• Task statement
Output the material below in full, exactly as it is.

• Data records
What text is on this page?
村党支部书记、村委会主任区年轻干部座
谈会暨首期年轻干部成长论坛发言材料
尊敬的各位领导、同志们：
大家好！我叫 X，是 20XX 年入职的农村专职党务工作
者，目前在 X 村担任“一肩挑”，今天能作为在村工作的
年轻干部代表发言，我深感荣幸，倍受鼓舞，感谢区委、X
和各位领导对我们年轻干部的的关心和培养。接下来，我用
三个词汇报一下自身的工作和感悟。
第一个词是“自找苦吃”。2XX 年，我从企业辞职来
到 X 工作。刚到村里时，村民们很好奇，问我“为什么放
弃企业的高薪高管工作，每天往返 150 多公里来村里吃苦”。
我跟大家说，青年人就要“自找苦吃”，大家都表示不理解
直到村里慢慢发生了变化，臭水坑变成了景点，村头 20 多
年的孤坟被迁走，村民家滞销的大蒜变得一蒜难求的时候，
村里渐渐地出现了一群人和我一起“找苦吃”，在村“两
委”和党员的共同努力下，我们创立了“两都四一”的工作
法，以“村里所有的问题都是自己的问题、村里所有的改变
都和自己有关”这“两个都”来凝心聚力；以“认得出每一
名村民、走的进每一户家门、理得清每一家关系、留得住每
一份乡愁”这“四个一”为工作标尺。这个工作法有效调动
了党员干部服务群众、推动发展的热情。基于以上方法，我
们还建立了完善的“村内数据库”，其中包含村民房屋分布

• Task solution
What text is on this page?
村党支部书记、村委会主任区年轻干部座
谈会暨首期年轻干部成长论坛发言材料
尊敬的各位领导、同志们：
大家好！我叫 X，是 20XX 年入职的农村专职党务工作
者，目前在 X 村担任“一肩挑”，今天能作为在村工作的
年轻干部代表发言，我深感荣幸，倍受鼓舞，感谢区委、X
和各位领导对我们年轻干部的的关心和培养。接下来，我用
三个词汇报一下自身的工作和感悟。
第一个词是“自找苦吃”。2XX 年，我从企业辞职来
到 X 工作。刚到村里时，村民们很好奇，问我“为什么放
弃企业的高薪高管工作，每天往返 150 多公里来村里吃苦”。
我跟大家说，青年人就要“自找苦吃”，大家都表示不理解
直到村里慢慢发生了变化，臭水坑变成了景点，村头 20 多
年的孤坟被迁走，村民家滞销的大蒜变得一蒜难求的时候，
村里渐渐地出现了一群人和我一起“找苦吃”，在村“两
委”和党员的共同努力下，我们创立了“两都四一”的工作
法，以“村里所有的问题都是自己的问题、村里所有的改变
都和自己有关”这“两个都”来凝心聚力；以“认得出每一
名村民、走的进每一户家门、理得清每一家关系、留得住每
一份乡愁”这“四个一”为工作标尺。这个工作法有效调动
了党员干部服务群众、推动发展的热情。基于以上方法，我
们还建立了完善的“村内数据库”，其中包含村民房屋分布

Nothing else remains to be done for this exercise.